[Listings of elements and regions]
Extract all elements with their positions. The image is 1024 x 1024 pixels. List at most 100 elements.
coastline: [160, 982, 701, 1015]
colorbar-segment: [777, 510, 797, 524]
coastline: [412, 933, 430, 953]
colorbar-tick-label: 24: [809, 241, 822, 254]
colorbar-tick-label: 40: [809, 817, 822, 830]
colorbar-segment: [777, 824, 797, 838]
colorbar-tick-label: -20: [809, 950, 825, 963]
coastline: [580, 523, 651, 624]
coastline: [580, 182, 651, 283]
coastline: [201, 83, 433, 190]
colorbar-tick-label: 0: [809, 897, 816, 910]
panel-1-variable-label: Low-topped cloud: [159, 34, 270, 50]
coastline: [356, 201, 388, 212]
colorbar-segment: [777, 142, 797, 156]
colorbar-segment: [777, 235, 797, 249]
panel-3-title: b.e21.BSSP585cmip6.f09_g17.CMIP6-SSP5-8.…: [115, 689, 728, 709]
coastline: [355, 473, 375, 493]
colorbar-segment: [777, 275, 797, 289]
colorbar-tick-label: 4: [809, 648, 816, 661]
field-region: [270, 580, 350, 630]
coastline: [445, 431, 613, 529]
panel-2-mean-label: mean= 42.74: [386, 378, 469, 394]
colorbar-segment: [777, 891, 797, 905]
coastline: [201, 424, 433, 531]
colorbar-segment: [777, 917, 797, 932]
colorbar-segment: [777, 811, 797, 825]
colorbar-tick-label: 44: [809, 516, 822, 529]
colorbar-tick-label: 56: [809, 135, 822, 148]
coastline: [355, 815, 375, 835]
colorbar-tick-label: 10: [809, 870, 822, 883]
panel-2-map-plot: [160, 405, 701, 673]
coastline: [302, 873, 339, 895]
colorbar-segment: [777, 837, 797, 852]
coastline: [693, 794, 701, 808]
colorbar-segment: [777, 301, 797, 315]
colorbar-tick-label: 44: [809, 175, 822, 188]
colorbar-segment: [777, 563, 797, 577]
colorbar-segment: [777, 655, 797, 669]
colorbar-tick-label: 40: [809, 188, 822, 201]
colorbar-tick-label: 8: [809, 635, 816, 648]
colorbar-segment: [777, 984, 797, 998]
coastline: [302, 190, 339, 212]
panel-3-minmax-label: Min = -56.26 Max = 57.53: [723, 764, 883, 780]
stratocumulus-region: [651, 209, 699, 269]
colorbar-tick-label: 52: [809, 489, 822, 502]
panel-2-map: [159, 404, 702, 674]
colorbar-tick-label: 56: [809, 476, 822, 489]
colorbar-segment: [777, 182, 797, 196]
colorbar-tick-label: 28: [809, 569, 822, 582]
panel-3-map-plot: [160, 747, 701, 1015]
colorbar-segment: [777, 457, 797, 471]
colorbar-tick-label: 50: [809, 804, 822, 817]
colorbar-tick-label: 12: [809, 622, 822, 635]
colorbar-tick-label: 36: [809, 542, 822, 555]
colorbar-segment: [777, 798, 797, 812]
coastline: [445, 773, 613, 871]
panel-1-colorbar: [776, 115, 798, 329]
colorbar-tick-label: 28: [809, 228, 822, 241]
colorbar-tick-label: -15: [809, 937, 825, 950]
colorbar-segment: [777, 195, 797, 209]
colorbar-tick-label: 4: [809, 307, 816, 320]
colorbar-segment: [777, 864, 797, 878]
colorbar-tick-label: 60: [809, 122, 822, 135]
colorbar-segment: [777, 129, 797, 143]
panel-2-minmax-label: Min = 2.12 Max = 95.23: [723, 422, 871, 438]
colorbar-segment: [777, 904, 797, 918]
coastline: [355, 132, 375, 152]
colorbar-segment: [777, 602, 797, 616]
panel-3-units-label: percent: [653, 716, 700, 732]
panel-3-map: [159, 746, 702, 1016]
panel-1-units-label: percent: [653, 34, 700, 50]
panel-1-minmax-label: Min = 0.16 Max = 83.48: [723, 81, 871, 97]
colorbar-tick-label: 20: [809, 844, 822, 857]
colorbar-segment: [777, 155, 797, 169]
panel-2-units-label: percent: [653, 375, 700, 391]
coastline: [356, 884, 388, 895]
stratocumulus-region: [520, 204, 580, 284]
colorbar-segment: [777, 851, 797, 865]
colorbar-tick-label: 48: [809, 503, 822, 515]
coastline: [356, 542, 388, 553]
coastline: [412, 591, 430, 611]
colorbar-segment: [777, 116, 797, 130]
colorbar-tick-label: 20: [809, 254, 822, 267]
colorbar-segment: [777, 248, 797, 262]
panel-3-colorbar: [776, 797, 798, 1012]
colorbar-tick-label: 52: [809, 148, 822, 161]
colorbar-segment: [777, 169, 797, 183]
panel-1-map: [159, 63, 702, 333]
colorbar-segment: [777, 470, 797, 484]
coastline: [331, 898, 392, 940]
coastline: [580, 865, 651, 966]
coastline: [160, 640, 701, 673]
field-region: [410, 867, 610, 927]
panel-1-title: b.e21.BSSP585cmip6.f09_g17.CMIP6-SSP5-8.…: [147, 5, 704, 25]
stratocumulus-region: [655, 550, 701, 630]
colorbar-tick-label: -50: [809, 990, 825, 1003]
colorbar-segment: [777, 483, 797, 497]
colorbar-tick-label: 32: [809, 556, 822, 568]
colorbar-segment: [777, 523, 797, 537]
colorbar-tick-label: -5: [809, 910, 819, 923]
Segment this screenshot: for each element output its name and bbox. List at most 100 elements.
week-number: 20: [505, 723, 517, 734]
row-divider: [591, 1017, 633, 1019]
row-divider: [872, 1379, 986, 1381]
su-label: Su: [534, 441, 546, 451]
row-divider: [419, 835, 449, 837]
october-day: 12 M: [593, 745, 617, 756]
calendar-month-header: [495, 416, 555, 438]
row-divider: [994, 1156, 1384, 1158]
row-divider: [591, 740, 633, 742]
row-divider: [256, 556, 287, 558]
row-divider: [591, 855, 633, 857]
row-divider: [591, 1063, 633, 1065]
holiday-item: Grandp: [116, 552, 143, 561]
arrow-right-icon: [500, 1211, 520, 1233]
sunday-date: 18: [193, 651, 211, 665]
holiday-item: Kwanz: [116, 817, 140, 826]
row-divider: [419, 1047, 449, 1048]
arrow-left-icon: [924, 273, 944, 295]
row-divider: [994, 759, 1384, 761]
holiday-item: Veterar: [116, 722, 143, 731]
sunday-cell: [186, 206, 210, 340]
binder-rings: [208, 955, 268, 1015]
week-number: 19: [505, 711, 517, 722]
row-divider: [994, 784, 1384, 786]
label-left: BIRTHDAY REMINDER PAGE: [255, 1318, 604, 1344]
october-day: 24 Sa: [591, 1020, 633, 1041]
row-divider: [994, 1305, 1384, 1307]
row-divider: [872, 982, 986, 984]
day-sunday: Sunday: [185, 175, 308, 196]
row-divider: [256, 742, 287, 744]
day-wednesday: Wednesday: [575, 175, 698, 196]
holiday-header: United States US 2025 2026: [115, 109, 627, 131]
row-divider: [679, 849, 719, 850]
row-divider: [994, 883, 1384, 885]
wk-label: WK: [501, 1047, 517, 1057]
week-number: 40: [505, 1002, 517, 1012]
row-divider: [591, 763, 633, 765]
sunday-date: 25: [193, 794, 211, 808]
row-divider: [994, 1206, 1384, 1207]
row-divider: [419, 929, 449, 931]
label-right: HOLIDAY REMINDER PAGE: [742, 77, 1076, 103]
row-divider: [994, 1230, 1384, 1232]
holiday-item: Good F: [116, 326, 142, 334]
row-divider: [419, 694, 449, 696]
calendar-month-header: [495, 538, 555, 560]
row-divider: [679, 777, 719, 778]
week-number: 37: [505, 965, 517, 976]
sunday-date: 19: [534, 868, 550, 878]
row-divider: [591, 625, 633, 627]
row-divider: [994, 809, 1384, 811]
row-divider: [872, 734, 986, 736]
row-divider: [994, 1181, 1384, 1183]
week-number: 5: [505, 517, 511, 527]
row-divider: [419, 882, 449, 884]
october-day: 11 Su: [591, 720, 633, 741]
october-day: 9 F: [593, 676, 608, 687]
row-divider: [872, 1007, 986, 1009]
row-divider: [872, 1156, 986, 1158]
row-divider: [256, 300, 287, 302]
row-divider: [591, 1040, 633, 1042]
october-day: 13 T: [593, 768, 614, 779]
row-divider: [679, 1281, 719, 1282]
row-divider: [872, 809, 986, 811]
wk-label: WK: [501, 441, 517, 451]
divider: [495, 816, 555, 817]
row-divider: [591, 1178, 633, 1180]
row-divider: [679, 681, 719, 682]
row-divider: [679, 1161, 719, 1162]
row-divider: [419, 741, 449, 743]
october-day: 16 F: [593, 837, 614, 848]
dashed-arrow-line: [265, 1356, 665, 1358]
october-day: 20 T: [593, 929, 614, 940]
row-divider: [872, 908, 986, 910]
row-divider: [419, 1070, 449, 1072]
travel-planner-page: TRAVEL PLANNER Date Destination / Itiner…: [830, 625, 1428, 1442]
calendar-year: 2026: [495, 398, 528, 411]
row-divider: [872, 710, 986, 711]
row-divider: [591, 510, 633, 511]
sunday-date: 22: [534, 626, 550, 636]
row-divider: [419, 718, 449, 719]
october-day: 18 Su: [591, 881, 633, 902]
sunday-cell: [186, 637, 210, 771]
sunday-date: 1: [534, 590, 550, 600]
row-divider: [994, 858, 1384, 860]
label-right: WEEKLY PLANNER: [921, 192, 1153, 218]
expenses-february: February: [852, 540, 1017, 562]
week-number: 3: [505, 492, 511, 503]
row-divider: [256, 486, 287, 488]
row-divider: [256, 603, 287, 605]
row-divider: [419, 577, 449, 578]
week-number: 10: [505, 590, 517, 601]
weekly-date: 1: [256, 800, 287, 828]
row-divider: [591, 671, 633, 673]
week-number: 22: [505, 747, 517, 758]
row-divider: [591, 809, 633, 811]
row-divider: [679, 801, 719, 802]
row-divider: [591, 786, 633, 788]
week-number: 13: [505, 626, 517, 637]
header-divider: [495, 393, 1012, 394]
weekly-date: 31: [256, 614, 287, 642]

## THE REQUEST
Can you copy out the data above word for word, from its very first line down to the line containing "colorbar-tick-label: 24: [809, 241, 822, 254]", with both of those lines included?

## ANSWER TO THE EXERCISE
Extract all elements with their positions. The image is 1024 x 1024 pixels. List at most 100 elements.
coastline: [160, 982, 701, 1015]
colorbar-segment: [777, 510, 797, 524]
coastline: [412, 933, 430, 953]
colorbar-tick-label: 24: [809, 241, 822, 254]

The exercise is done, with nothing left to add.